__EXERCISE DETAILS__
Search the material and gather each line with "been" in it.

__INPUT__
::::::::
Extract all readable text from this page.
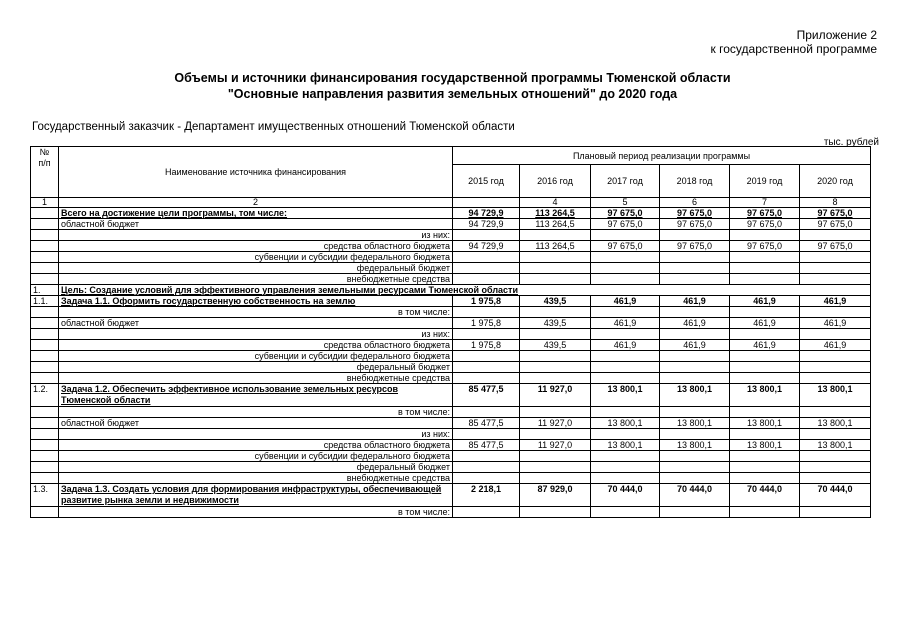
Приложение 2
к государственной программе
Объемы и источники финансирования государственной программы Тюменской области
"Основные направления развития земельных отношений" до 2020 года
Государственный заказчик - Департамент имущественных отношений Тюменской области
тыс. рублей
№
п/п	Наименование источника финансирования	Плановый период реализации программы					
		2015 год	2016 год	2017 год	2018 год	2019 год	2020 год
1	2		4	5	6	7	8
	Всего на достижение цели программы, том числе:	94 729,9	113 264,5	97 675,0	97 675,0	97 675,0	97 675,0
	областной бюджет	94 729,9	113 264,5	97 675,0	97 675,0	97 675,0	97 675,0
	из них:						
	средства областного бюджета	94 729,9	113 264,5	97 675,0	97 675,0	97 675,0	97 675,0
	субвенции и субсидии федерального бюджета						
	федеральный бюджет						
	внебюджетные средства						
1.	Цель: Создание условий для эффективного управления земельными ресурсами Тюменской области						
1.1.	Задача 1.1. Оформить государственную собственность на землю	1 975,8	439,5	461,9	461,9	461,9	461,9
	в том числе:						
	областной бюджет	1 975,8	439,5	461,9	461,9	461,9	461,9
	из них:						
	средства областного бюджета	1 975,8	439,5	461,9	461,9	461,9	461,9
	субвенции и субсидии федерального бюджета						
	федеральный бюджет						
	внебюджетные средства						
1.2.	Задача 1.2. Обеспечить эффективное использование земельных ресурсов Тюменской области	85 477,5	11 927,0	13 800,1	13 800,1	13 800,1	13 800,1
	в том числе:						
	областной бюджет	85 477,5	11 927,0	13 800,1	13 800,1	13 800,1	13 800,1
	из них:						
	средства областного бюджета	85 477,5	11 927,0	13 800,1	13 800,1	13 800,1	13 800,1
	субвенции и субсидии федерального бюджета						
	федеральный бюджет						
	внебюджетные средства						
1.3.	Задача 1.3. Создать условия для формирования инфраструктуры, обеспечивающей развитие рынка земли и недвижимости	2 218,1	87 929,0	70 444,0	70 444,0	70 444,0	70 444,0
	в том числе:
::::::::
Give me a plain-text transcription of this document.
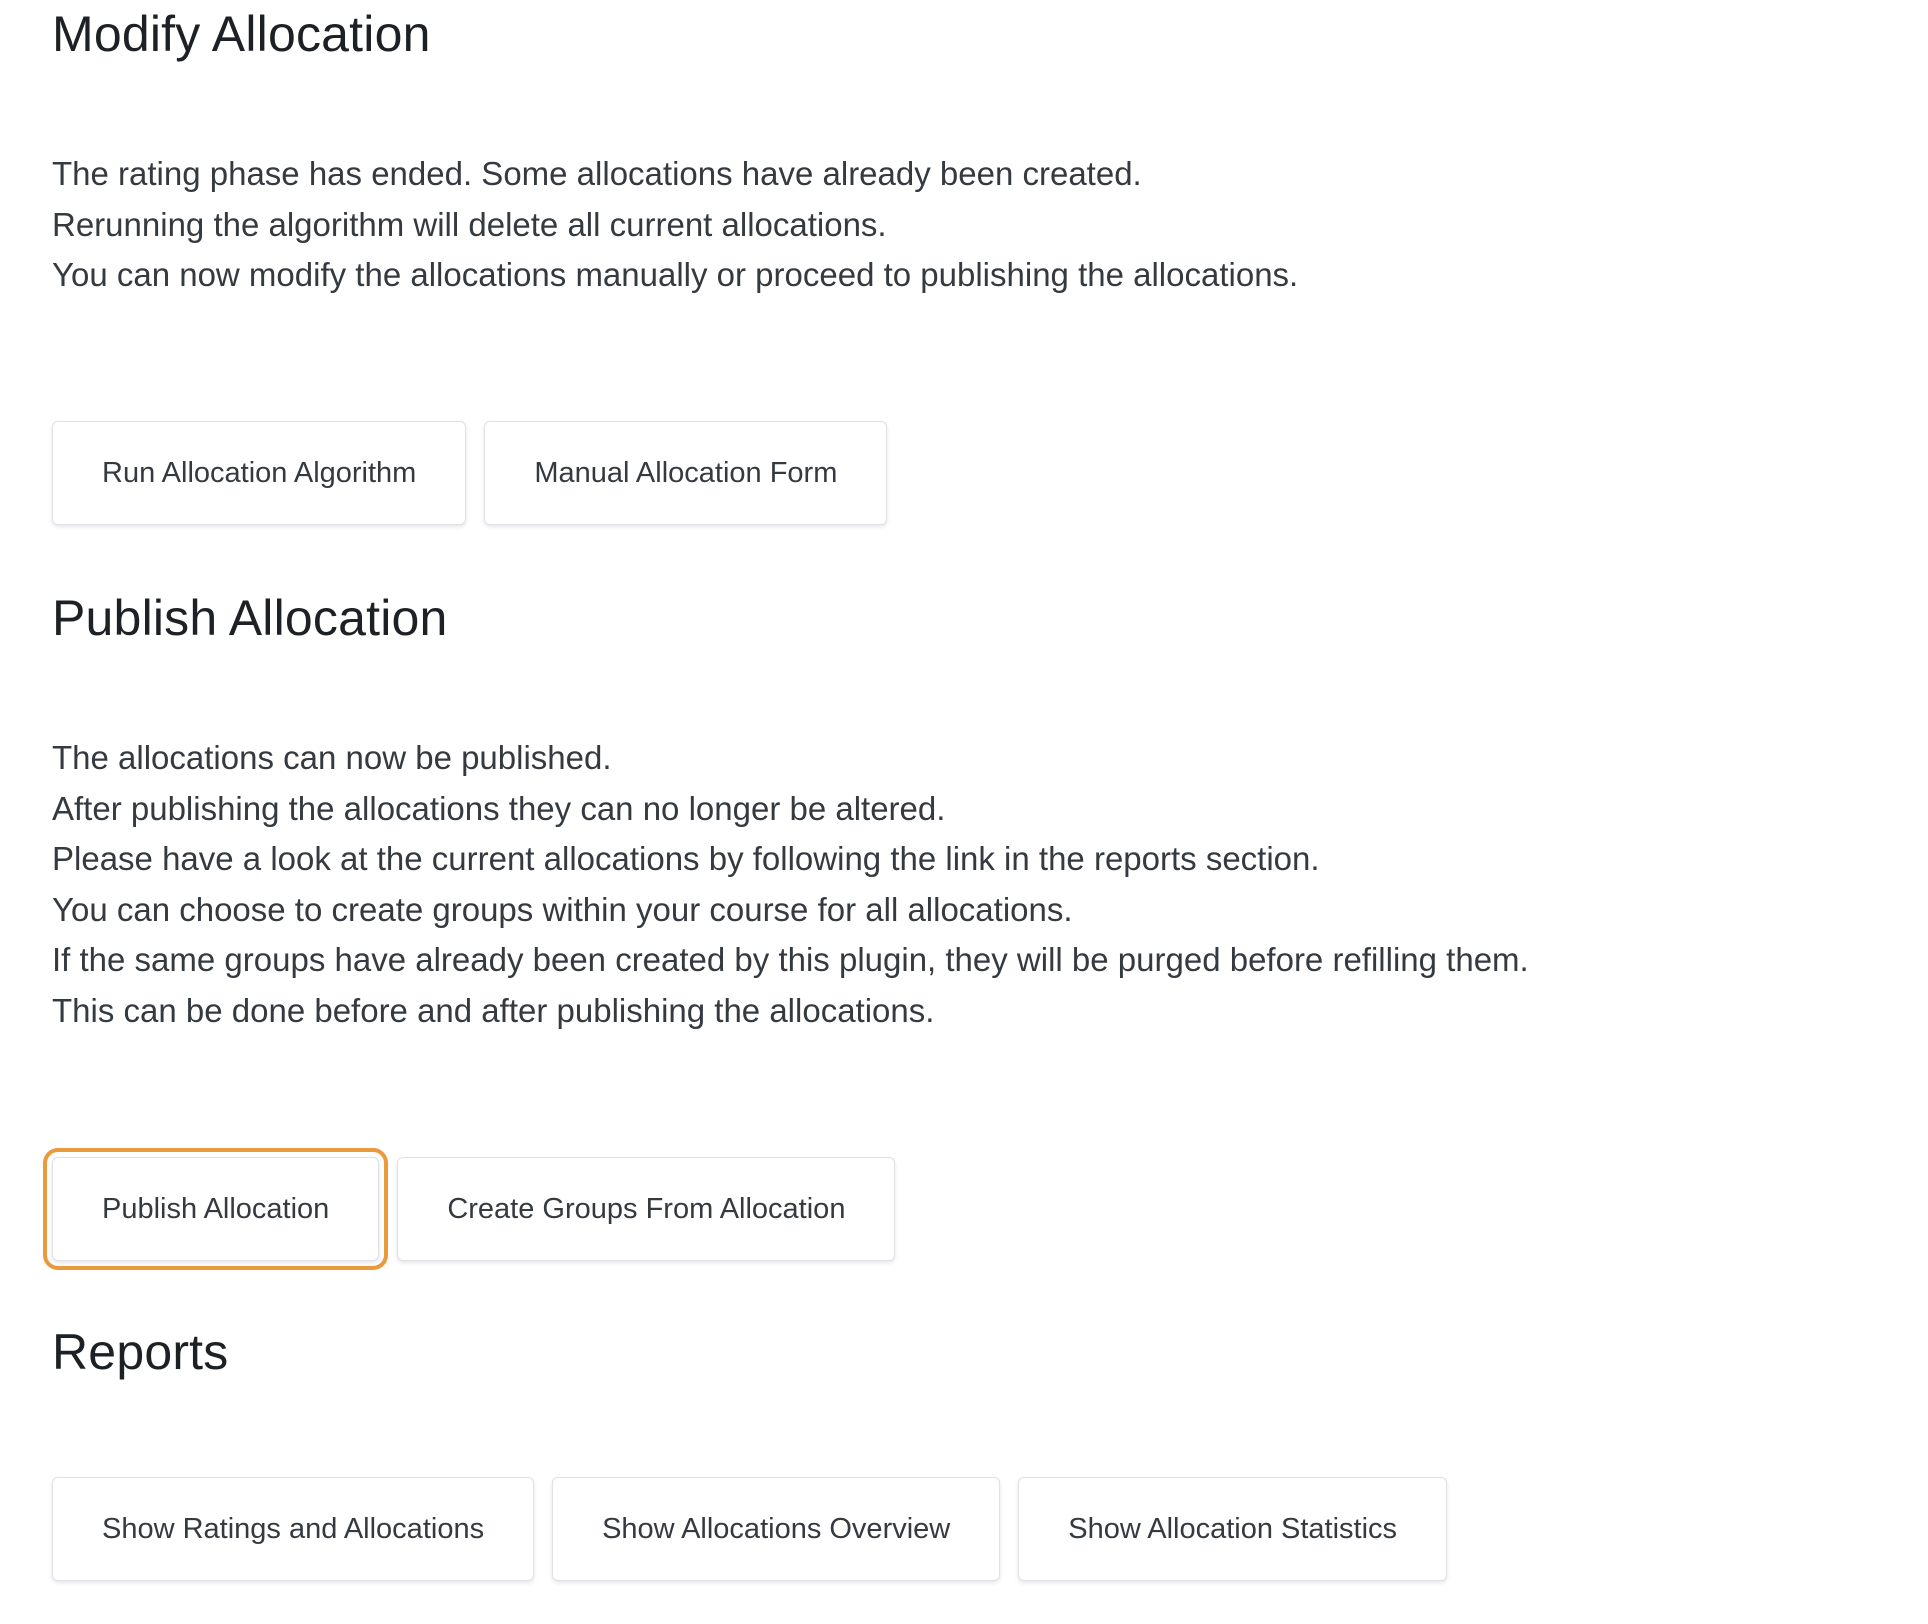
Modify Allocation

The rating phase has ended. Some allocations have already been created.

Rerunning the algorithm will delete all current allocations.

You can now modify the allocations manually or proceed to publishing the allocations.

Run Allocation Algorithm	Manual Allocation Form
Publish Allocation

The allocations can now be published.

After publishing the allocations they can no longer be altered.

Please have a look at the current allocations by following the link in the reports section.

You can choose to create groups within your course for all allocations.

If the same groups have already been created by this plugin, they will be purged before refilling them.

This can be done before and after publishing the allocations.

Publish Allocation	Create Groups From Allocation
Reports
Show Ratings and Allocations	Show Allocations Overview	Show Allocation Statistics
::::::::
__COMPLETED EXERCISE__
The rating phase has ended. Some allocations have already been created.
If the same groups have already been created by this plugin, they will be purged before refilling them.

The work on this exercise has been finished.